* _Consigne A_
D'après le texte présenté ci-dessous, à quelle date et dans quelle salle la pièce du Groupe O a-t-elle été jouée pour la première fois ?

(c) Adèle Thivillier

Ainsi passe la gloire du monde, dernière création du Groupe O présentée pour la première fois le 13 octobre au Théâtre 13, est certainement la pièce la plus à-propos que vous pourrez voir cette année. Sortie quelques jours après l’explosion du #metootheatre en France (bien qu’écrite en 2020 et ayant subi comme bien d’autres les aléas de la crise sanitaire), elle met en scène la complexité des rapports entre les genres aujourd’hui, d’un sexisme persistant, en particulier dans le monde du théâtre, à une masculinité en mal(e) de réinvention. Recette implacable d’un dialogue qui ne passe pas sur fond de non-représentation de Platonov de Tchekhov.

Femmes de théâtre, au théâtre, par le théâtre

Attendez-vous à un humour méta qui enverra régulièrement voler le quatrième mur. Ici, on s’adresse directement à vous, et on vous le fait savoir sans détours. Après une solitude prolongée, imposée par des confinements successifs, le public a semblé aussi sensible que moi à ce rapprochement – les rires étaient francs et généreux. Les sujets abordés ne sont pourtant pas toujours légers. Et pour cause, beaucoup sont autobiographiques. Le Groupe O, collectif fluctuant autour d’un noyau constitué de deux metteurses en scène, Lara Marcou (également actrice) et Marc Vittecoq, pratique l’écriture collective, notamment au moyen de l’exercice, de plus en plus répandu, de la rédaction de monologues intérieurs par les acteurices. Un moyen efficace d’obtenir du brut, de l’authentique. Et l’on est bien serviE.

* _Consigne B_
Recopiez mot pour mot les entrées ci-dessous, depuis leur première ligne jusqu'à celle qui contient « row-value-usd: 231,242: [1009, 369, 1096, 391] », bornes incluses.

* _Entrées fournies_

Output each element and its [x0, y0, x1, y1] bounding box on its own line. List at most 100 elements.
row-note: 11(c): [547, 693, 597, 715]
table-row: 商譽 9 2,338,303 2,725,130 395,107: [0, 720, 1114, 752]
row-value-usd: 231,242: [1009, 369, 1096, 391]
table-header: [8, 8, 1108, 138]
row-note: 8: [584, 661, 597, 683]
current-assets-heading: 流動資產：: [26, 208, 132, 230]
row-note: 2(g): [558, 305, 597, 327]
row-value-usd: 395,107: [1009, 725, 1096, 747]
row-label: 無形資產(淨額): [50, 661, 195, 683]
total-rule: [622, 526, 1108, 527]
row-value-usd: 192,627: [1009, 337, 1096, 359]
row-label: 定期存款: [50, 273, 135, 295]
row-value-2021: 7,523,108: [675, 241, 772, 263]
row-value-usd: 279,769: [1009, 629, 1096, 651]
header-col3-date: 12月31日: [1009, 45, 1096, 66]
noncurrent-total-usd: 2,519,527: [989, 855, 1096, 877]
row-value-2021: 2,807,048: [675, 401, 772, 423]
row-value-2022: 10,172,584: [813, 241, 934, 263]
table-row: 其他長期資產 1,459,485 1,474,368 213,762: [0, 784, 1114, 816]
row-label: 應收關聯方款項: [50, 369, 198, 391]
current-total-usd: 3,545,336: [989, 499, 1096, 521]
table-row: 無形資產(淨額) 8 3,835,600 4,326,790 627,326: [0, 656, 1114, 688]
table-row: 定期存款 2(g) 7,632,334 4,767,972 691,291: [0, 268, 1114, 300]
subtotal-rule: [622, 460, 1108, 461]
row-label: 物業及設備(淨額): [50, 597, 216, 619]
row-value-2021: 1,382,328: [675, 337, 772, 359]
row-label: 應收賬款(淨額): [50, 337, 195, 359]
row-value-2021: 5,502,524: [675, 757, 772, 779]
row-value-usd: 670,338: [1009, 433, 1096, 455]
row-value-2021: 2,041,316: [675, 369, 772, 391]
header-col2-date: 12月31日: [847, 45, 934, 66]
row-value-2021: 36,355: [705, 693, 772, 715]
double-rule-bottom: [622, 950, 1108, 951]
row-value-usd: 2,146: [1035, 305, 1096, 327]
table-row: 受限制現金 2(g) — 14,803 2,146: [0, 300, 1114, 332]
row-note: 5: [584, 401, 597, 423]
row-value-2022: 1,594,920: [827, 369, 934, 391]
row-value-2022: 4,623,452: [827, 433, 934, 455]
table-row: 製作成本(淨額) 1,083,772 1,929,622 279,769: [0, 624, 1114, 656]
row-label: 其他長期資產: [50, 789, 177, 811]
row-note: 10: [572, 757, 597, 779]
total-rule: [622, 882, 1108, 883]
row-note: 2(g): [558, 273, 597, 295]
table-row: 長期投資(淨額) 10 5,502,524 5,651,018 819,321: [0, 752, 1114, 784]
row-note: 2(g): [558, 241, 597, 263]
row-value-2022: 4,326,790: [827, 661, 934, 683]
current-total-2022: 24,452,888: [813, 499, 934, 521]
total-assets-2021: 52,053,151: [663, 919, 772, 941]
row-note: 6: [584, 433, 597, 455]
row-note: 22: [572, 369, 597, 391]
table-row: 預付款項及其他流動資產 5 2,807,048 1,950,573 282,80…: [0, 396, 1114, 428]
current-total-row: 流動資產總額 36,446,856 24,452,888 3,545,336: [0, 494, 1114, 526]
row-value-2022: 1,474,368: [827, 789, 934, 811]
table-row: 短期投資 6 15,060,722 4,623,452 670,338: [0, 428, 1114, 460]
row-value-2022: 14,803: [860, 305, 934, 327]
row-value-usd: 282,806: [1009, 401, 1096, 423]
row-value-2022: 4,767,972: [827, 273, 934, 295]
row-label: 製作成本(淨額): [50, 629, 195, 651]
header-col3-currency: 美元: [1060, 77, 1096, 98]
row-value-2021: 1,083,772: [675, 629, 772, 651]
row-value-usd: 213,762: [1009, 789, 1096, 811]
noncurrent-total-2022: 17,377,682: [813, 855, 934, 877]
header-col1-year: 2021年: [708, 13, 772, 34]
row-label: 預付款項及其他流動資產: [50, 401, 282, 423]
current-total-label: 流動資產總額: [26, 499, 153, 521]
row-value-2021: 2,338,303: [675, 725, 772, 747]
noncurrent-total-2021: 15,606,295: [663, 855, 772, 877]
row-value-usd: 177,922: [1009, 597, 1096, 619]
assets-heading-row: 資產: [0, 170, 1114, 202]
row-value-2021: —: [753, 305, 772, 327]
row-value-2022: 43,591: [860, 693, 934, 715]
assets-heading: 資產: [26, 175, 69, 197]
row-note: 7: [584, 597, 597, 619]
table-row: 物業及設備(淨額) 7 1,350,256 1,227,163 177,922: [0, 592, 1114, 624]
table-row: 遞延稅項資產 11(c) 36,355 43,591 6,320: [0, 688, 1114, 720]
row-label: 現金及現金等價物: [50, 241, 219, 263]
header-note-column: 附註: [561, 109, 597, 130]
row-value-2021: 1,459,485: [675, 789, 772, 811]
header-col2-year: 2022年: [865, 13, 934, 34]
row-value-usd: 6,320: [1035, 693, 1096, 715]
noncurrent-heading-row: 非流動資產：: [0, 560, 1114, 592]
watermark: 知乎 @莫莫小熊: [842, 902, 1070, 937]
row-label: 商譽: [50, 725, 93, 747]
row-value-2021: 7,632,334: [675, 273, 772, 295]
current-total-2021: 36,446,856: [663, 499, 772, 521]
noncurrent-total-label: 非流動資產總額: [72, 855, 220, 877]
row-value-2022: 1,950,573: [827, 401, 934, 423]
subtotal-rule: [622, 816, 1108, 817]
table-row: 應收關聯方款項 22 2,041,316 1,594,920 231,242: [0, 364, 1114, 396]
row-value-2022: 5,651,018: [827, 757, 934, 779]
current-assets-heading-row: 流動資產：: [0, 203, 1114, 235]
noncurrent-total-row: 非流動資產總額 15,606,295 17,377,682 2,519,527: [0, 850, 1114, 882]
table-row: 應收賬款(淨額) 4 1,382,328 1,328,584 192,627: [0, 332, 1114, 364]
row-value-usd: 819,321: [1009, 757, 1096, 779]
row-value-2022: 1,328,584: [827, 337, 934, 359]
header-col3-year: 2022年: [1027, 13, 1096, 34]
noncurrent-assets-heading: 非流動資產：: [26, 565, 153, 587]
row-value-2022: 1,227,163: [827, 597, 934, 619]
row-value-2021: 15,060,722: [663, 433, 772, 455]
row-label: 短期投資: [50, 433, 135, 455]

* _Réponse attendue A_
Le 13 octobre, au Théâtre 13.

* _Réponse attendue B_
Output each element and its [x0, y0, x1, y1] bounding box on its own line. List at most 100 elements.
row-note: 11(c): [547, 693, 597, 715]
table-row: 商譽 9 2,338,303 2,725,130 395,107: [0, 720, 1114, 752]
row-value-usd: 231,242: [1009, 369, 1096, 391]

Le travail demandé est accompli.